▸ Input data
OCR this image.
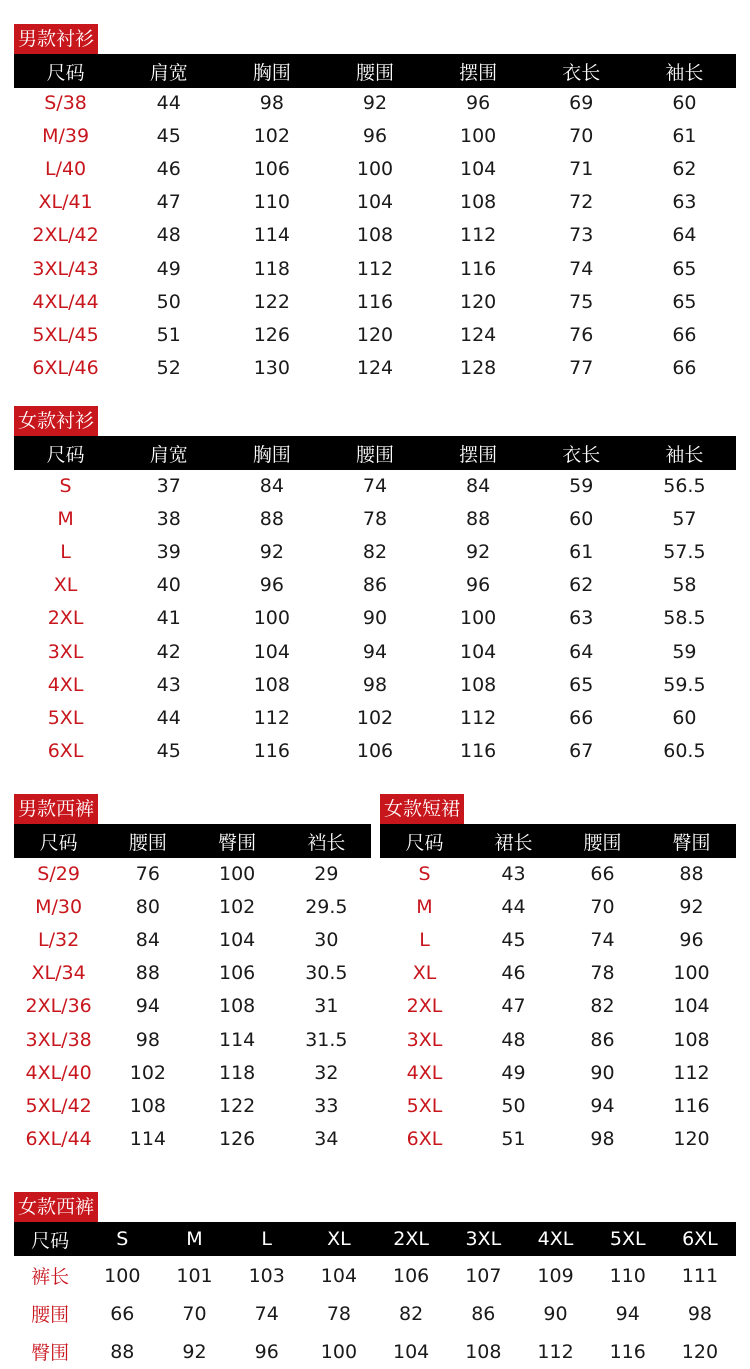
男款衬衫
尺码	肩宽	胸围	腰围	摆围	衣长	袖长
S/38	44	98	92	96	69	60
M/39	45	102	96	100	70	61
L/40	46	106	100	104	71	62
XL/41	47	110	104	108	72	63
2XL/42	48	114	108	112	73	64
3XL/43	49	118	112	116	74	65
4XL/44	50	122	116	120	75	65
5XL/45	51	126	120	124	76	66
6XL/46	52	130	124	128	77	66
女款衬衫
尺码	肩宽	胸围	腰围	摆围	衣长	袖长
S	37	84	74	84	59	56.5
M	38	88	78	88	60	57
L	39	92	82	92	61	57.5
XL	40	96	86	96	62	58
2XL	41	100	90	100	63	58.5
3XL	42	104	94	104	64	59
4XL	43	108	98	108	65	59.5
5XL	44	112	102	112	66	60
6XL	45	116	106	116	67	60.5
男款西裤
尺码	腰围	臀围	裆长
S/29	76	100	29
M/30	80	102	29.5
L/32	84	104	30
XL/34	88	106	30.5
2XL/36	94	108	31
3XL/38	98	114	31.5
4XL/40	102	118	32
5XL/42	108	122	33
6XL/44	114	126	34
女款短裙
尺码	裙长	腰围	臀围
S	43	66	88
M	44	70	92
L	45	74	96
XL	46	78	100
2XL	47	82	104
3XL	48	86	108
4XL	49	90	112
5XL	50	94	116
6XL	51	98	120
女款西裤
尺码	S	M	L	XL	2XL	3XL	4XL	5XL	6XL
裤长	100	101	103	104	106	107	109	110	111
腰围	66	70	74	78	82	86	90	94	98
臀围	88	92	96	100	104	108	112	116	120
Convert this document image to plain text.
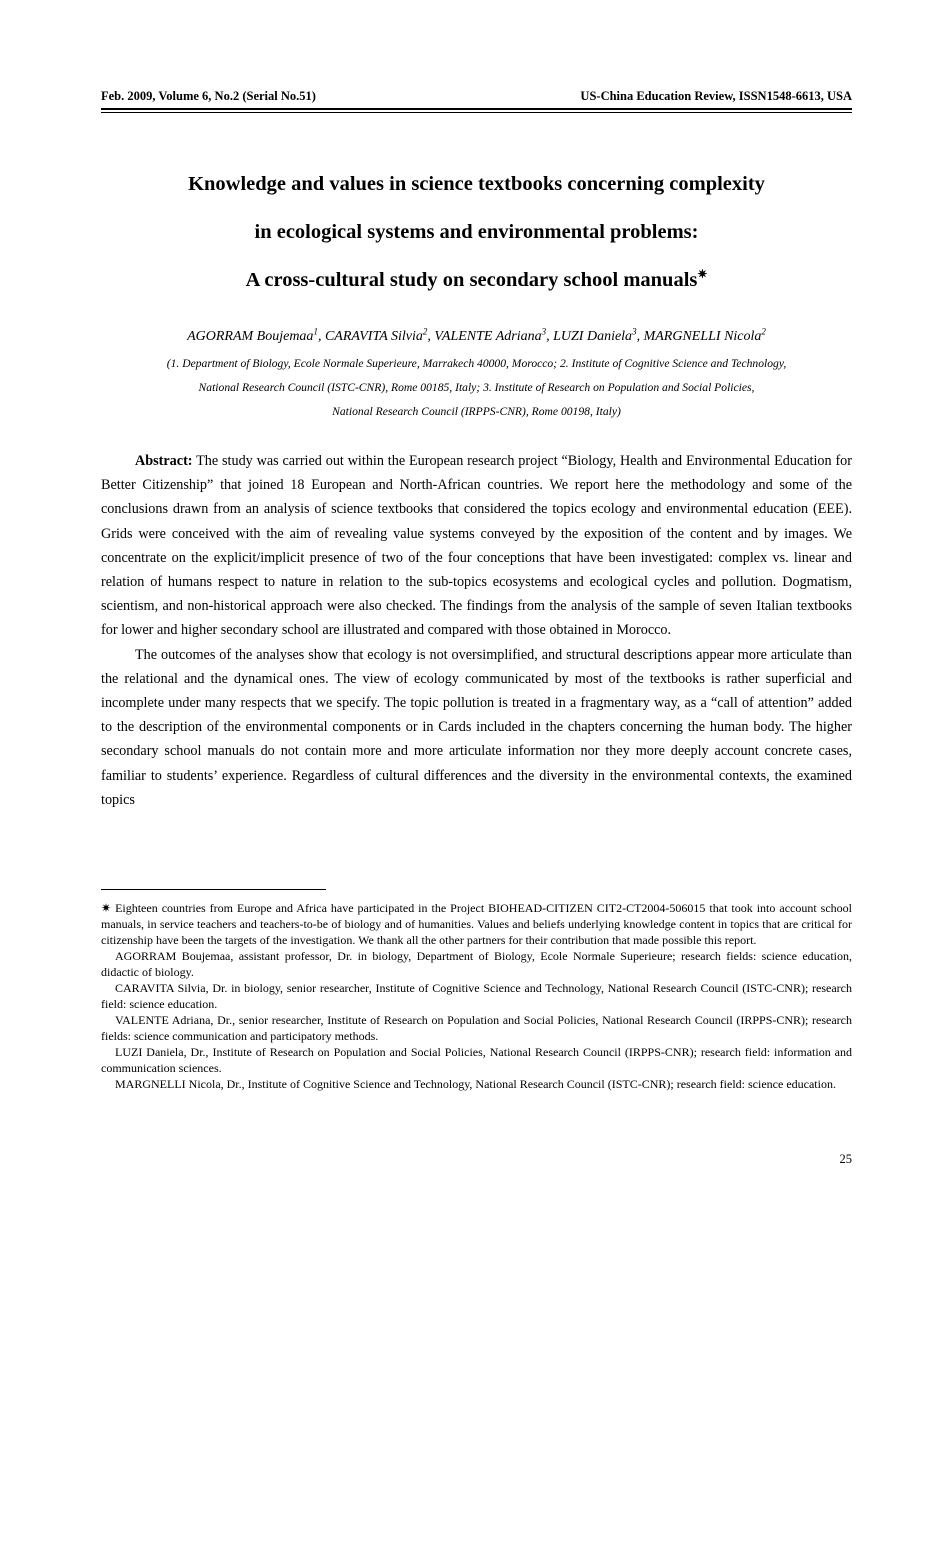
Feb. 2009, Volume 6, No.2 (Serial No.51)	US-China Education Review, ISSN1548-6613, USA
Knowledge and values in science textbooks concerning complexity
in ecological systems and environmental problems:
A cross-cultural study on secondary school manuals✷
AGORRAM Boujemaa$^1$, CARAVITA Silvia$^2$, VALENTE Adriana$^3$, LUZI Daniela$^3$, MARGNELLI Nicola$^2$
(1. Department of Biology, Ecole Normale Superieure, Marrakech 40000, Morocco; 2. Institute of Cognitive Science and Technology,
National Research Council (ISTC-CNR), Rome 00185, Italy; 3. Institute of Research on Population and Social Policies,
National Research Council (IRPPS-CNR), Rome 00198, Italy)

Abstract: The study was carried out within the European research project “Biology, Health and Environmental Education for Better Citizenship” that joined 18 European and North-African countries. We report here the methodology and some of the conclusions drawn from an analysis of science textbooks that considered the topics ecology and environmental education (EEE). Grids were conceived with the aim of revealing value systems conveyed by the exposition of the content and by images. We concentrate on the explicit/implicit presence of two of the four conceptions that have been investigated: complex vs. linear and relation of humans respect to nature in relation to the sub-topics ecosystems and ecological cycles and pollution. Dogmatism, scientism, and non-historical approach were also checked. The findings from the analysis of the sample of seven Italian textbooks for lower and higher secondary school are illustrated and compared with those obtained in Morocco.

The outcomes of the analyses show that ecology is not oversimplified, and structural descriptions appear more articulate than the relational and the dynamical ones. The view of ecology communicated by most of the textbooks is rather superficial and incomplete under many respects that we specify. The topic pollution is treated in a fragmentary way, as a “call of attention” added to the description of the environmental components or in Cards included in the chapters concerning the human body. The higher secondary school manuals do not contain more and more articulate information nor they more deeply account concrete cases, familiar to students’ experience. Regardless of cultural differences and the diversity in the environmental contexts, the examined topics

✷ Eighteen countries from Europe and Africa have participated in the Project BIOHEAD-CITIZEN CIT2-CT2004-506015 that took into account school manuals, in service teachers and teachers-to-be of biology and of humanities. Values and beliefs underlying knowledge content in topics that are critical for citizenship have been the targets of the investigation. We thank all the other partners for their contribution that made possible this report.

AGORRAM Boujemaa, assistant professor, Dr. in biology, Department of Biology, Ecole Normale Superieure; research fields: science education, didactic of biology.

CARAVITA Silvia, Dr. in biology, senior researcher, Institute of Cognitive Science and Technology, National Research Council (ISTC-CNR); research field: science education.

VALENTE Adriana, Dr., senior researcher, Institute of Research on Population and Social Policies, National Research Council (IRPPS-CNR); research fields: science communication and participatory methods.

LUZI Daniela, Dr., Institute of Research on Population and Social Policies, National Research Council (IRPPS-CNR); research field: information and communication sciences.

MARGNELLI Nicola, Dr., Institute of Cognitive Science and Technology, National Research Council (ISTC-CNR); research field: science education.

25
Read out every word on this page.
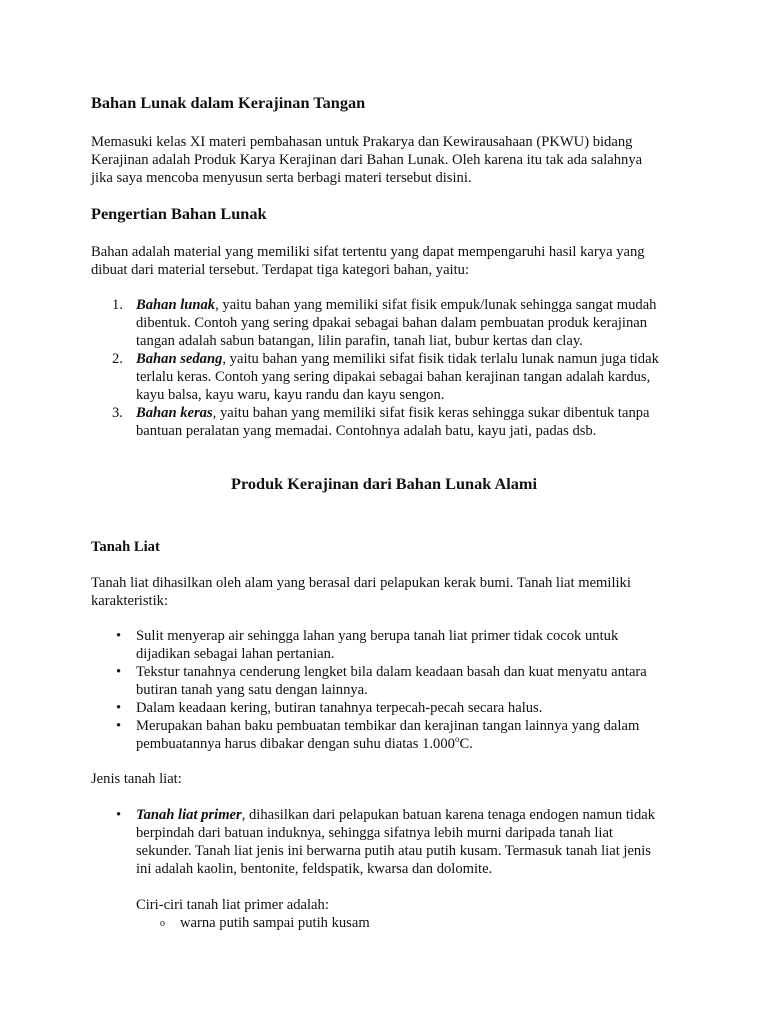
Bahan Lunak dalam Kerajinan Tangan
Memasuki kelas XI materi pembahasan untuk Prakarya dan Kewirausahaan (PKWU) bidang
Kerajinan adalah Produk Karya Kerajinan dari Bahan Lunak. Oleh karena itu tak ada salahnya
jika saya mencoba menyusun serta berbagi materi tersebut disini.
Pengertian Bahan Lunak
Bahan adalah material yang memiliki sifat tertentu yang dapat mempengaruhi hasil karya yang
dibuat dari material tersebut. Terdapat tiga kategori bahan, yaitu:
1. Bahan lunak, yaitu bahan yang memiliki sifat fisik empuk/lunak sehingga sangat mudah
dibentuk. Contoh yang sering dpakai sebagai bahan dalam pembuatan produk kerajinan
tangan adalah sabun batangan, lilin parafin, tanah liat, bubur kertas dan clay.
2. Bahan sedang, yaitu bahan yang memiliki sifat fisik tidak terlalu lunak namun juga tidak
terlalu keras. Contoh yang sering dipakai sebagai bahan kerajinan tangan adalah kardus,
kayu balsa, kayu waru, kayu randu dan kayu sengon.
3. Bahan keras, yaitu bahan yang memiliki sifat fisik keras sehingga sukar dibentuk tanpa
bantuan peralatan yang memadai. Contohnya adalah batu, kayu jati, padas dsb.
Produk Kerajinan dari Bahan Lunak Alami
Tanah Liat
Tanah liat dihasilkan oleh alam yang berasal dari pelapukan kerak bumi. Tanah liat memiliki
karakteristik:
• Sulit menyerap air sehingga lahan yang berupa tanah liat primer tidak cocok untuk
dijadikan sebagai lahan pertanian.
• Tekstur tanahnya cenderung lengket bila dalam keadaan basah dan kuat menyatu antara
butiran tanah yang satu dengan lainnya.
• Dalam keadaan kering, butiran tanahnya terpecah-pecah secara halus.
• Merupakan bahan baku pembuatan tembikar dan kerajinan tangan lainnya yang dalam
pembuatannya harus dibakar dengan suhu diatas 1.000$^o$C.
Jenis tanah liat:
• Tanah liat primer, dihasilkan dari pelapukan batuan karena tenaga endogen namun tidak
berpindah dari batuan induknya, sehingga sifatnya lebih murni daripada tanah liat
sekunder. Tanah liat jenis ini berwarna putih atau putih kusam. Termasuk tanah liat jenis
ini adalah kaolin, bentonite, feldspatik, kwarsa dan dolomite.
Ciri-ciri tanah liat primer adalah:
o warna putih sampai putih kusam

▸ What you have to do
Gather up the lines containing the word "ISTC" from these records and copy them.

▸ Solved exercise
National Research Council (ISTC-CNR), Rome 00185, Italy; 3. Institute of Research on Population and Social Policies,
CARAVITA Silvia, Dr. in biology, senior researcher, Institute of Cognitive Science and Technology, National Research Council (ISTC-CNR); research field: science education.
MARGNELLI Nicola, Dr., Institute of Cognitive Science and Technology, National Research Council (ISTC-CNR); research field: science education.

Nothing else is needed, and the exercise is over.